** Task **
Scan the lines below; pull out those with "callout".

** Records about charts and figures **
----
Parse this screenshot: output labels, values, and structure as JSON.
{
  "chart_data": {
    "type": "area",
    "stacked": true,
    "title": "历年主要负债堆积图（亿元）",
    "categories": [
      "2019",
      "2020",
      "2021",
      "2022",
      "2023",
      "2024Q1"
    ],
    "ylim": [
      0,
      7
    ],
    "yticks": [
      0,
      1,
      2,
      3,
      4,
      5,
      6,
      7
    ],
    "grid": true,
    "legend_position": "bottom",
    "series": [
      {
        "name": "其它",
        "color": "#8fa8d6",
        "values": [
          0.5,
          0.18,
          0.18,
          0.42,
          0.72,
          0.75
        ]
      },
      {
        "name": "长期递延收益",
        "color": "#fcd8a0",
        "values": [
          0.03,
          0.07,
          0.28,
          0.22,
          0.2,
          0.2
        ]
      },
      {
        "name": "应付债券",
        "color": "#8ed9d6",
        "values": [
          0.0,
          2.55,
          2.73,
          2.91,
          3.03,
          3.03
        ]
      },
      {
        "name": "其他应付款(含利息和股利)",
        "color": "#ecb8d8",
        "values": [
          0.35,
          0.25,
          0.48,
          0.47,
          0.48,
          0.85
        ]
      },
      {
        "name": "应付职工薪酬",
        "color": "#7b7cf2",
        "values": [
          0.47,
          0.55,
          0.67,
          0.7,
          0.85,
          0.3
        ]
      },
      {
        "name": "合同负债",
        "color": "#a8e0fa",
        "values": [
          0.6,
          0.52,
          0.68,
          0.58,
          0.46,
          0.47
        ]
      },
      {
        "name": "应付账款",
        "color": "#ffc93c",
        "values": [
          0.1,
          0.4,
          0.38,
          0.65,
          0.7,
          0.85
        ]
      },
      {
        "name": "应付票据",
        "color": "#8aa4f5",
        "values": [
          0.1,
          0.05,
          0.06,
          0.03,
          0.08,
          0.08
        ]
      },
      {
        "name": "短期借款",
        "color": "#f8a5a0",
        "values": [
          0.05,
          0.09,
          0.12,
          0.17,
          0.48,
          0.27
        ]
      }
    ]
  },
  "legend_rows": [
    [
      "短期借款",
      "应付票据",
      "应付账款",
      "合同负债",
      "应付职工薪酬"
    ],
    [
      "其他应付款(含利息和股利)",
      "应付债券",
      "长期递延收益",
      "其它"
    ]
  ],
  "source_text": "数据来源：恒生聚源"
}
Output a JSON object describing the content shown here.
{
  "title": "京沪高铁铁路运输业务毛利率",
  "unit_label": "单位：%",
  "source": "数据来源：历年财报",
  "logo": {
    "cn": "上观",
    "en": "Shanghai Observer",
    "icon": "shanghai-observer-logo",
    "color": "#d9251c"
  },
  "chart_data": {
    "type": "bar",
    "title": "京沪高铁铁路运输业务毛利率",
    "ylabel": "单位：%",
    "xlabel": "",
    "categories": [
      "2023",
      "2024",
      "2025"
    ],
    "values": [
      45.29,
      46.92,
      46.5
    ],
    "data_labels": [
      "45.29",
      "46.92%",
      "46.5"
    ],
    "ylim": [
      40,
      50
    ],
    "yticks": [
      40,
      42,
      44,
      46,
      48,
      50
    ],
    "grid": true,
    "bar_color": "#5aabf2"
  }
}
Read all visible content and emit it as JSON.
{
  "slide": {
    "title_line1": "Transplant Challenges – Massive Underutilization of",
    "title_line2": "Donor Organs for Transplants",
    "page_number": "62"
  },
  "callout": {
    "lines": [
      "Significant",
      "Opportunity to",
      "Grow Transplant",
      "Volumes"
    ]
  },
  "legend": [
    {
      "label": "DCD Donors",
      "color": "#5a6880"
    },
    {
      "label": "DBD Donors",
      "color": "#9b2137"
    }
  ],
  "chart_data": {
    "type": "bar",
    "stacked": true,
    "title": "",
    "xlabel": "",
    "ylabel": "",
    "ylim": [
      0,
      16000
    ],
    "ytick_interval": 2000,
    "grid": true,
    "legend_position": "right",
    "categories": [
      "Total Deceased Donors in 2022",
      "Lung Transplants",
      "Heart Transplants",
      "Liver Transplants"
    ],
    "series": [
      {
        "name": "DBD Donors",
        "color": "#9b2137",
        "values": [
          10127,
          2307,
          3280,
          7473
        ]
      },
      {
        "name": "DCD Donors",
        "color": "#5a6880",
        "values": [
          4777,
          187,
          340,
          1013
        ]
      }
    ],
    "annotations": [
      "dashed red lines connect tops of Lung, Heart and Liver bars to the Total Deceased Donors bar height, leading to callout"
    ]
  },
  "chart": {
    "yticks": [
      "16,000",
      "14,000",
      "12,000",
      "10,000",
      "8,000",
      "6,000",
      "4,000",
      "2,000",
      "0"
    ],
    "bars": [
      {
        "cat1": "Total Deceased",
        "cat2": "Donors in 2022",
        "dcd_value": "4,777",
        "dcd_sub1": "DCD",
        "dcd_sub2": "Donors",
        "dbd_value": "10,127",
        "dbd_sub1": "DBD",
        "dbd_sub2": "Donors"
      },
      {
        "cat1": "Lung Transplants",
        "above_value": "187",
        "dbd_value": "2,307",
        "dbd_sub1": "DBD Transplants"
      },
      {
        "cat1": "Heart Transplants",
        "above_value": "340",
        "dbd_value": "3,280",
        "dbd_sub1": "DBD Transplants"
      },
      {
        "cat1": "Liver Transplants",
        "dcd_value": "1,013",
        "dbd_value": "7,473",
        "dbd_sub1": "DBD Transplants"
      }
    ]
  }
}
----
** Response to this exercise **
  "callout": {
      "dashed red lines connect tops of Lung, Heart and Liver bars to the Total Deceased Donors bar height, leading to callout"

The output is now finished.